[Aim]:
Copy the lines from the first one through the line containing "row-unit: 亿吨 二氧化碳 [485,191,564,239]", replacing "bullet-item" with "list-item" and leaving everything else unchanged.
# Start of Exercise data
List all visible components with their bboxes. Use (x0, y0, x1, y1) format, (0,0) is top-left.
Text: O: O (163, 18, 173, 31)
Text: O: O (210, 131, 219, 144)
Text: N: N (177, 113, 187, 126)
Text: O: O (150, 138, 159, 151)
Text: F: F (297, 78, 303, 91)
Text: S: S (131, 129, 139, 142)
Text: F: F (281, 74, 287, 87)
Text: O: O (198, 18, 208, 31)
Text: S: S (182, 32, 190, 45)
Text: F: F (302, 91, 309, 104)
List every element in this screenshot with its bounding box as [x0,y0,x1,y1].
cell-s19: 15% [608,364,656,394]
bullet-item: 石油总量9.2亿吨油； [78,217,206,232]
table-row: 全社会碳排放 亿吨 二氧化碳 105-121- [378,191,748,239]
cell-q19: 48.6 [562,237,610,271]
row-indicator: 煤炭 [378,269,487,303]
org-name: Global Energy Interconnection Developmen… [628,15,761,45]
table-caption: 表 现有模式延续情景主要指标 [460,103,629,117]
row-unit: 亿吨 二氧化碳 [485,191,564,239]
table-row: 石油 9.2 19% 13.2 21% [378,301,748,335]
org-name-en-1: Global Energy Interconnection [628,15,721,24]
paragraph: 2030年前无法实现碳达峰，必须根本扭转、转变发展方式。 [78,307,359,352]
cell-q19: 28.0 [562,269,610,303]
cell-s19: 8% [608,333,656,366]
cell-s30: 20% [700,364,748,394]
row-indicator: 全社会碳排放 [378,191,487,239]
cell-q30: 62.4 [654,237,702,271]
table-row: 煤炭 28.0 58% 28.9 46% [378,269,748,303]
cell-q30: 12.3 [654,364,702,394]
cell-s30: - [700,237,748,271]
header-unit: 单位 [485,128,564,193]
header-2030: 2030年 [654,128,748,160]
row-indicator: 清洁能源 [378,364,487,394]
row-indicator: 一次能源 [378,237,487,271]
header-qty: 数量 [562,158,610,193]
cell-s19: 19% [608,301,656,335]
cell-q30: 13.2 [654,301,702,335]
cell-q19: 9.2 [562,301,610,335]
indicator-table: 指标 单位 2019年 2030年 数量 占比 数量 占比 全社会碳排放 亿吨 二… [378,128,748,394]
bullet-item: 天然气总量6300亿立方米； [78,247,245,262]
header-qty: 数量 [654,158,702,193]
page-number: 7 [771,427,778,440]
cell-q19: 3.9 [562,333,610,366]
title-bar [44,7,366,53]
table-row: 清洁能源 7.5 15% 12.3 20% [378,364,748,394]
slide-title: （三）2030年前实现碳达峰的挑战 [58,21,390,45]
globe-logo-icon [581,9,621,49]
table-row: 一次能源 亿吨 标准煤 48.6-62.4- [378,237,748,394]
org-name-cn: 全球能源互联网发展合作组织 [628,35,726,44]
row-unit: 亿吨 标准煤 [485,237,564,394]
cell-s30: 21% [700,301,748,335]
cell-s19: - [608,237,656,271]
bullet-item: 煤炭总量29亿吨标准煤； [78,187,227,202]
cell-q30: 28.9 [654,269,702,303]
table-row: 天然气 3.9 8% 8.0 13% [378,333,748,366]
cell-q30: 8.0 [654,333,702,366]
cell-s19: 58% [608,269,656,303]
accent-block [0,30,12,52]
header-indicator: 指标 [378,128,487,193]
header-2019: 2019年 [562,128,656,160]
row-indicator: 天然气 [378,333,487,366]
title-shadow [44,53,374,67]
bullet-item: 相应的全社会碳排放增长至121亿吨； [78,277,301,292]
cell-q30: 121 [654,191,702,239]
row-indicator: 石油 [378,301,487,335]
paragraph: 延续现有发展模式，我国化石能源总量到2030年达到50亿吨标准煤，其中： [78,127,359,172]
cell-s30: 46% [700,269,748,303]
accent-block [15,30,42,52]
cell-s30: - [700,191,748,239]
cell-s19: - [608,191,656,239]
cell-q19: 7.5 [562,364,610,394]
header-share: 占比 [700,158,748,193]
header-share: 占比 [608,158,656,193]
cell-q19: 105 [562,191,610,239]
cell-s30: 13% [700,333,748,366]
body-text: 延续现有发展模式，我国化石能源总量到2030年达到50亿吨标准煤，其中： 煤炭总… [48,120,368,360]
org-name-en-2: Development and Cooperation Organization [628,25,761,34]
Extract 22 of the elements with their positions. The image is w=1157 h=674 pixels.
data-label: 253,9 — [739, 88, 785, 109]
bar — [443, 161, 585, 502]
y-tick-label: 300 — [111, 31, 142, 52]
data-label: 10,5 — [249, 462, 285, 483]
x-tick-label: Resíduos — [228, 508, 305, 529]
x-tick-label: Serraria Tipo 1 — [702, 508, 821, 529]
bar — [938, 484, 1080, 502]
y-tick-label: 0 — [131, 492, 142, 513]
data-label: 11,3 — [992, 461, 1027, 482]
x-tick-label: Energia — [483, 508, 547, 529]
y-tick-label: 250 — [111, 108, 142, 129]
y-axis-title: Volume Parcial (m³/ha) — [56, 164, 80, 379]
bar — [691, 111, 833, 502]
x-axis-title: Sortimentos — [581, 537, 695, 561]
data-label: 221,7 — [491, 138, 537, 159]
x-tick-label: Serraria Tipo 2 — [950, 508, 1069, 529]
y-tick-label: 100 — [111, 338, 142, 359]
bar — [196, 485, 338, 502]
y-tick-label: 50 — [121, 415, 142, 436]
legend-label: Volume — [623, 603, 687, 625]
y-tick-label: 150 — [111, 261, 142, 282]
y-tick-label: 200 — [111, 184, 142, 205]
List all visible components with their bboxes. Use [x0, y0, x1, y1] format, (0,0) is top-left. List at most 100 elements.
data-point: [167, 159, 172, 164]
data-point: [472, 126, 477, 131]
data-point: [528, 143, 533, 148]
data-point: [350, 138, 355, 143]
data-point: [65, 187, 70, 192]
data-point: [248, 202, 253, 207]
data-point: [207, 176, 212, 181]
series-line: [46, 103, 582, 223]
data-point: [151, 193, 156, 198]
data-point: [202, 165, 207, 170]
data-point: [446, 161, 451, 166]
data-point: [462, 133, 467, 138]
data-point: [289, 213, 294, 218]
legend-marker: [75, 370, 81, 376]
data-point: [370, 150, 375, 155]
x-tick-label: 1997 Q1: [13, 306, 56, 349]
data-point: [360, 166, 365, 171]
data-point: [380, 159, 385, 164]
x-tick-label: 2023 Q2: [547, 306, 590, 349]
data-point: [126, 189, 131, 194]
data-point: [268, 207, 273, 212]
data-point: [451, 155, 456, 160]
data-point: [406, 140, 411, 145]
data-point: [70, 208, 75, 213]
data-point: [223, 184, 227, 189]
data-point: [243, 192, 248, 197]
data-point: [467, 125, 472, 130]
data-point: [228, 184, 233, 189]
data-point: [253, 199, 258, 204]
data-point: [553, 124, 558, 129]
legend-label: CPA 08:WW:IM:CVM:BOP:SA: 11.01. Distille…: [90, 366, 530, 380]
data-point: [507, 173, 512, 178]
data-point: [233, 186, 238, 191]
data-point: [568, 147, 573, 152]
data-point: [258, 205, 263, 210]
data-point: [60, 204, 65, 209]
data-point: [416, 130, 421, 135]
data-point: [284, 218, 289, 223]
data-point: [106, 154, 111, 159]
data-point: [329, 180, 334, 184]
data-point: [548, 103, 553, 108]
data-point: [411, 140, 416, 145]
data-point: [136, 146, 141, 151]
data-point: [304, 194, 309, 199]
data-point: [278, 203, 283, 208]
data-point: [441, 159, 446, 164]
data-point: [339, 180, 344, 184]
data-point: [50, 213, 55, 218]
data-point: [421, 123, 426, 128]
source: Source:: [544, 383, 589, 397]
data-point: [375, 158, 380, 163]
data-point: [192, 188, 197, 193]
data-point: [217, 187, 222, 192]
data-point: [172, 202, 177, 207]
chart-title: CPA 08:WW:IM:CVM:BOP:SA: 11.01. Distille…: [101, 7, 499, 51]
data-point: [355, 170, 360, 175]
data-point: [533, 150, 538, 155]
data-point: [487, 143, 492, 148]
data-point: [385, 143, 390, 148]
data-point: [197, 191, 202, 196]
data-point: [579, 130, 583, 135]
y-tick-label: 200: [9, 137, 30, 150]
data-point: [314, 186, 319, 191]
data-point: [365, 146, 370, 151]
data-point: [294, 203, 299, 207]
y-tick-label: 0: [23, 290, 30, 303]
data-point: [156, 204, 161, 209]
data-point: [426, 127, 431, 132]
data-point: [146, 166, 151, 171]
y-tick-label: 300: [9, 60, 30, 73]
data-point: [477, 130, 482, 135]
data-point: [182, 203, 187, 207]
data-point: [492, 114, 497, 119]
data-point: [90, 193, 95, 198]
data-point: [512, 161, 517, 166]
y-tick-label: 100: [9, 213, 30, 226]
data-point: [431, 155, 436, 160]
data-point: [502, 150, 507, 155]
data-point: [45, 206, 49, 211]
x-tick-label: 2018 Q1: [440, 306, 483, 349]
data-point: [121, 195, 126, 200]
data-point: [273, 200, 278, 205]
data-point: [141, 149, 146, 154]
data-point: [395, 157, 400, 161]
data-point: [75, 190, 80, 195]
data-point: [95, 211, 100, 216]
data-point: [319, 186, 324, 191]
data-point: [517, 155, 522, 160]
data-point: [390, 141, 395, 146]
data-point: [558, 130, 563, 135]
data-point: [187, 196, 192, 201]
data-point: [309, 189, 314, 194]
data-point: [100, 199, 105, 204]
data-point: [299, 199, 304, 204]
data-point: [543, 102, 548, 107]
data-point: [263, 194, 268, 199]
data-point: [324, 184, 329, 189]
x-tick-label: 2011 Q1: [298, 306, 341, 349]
# End of Exercise data
[Correct response]:
List all visible components with their bboxes. Use (x0, y0, x1, y1) format, (0,0) is top-left.
Text: O: O (163, 18, 173, 31)
Text: O: O (210, 131, 219, 144)
Text: N: N (177, 113, 187, 126)
Text: O: O (150, 138, 159, 151)
Text: F: F (297, 78, 303, 91)
Text: S: S (131, 129, 139, 142)
Text: F: F (281, 74, 287, 87)
Text: O: O (198, 18, 208, 31)
Text: S: S (182, 32, 190, 45)
Text: F: F (302, 91, 309, 104)
List every element in this screenshot with its bounding box as [x0,y0,x1,y1].
cell-s19: 15% [608,364,656,394]
list-item: 石油总量9.2亿吨油； [78,217,206,232]
table-row: 全社会碳排放 亿吨 二氧化碳 105-121- [378,191,748,239]
cell-q19: 48.6 [562,237,610,271]
row-indicator: 煤炭 [378,269,487,303]
org-name: Global Energy Interconnection Developmen… [628,15,761,45]
table-caption: 表 现有模式延续情景主要指标 [460,103,629,117]
row-unit: 亿吨 二氧化碳 [485,191,564,239]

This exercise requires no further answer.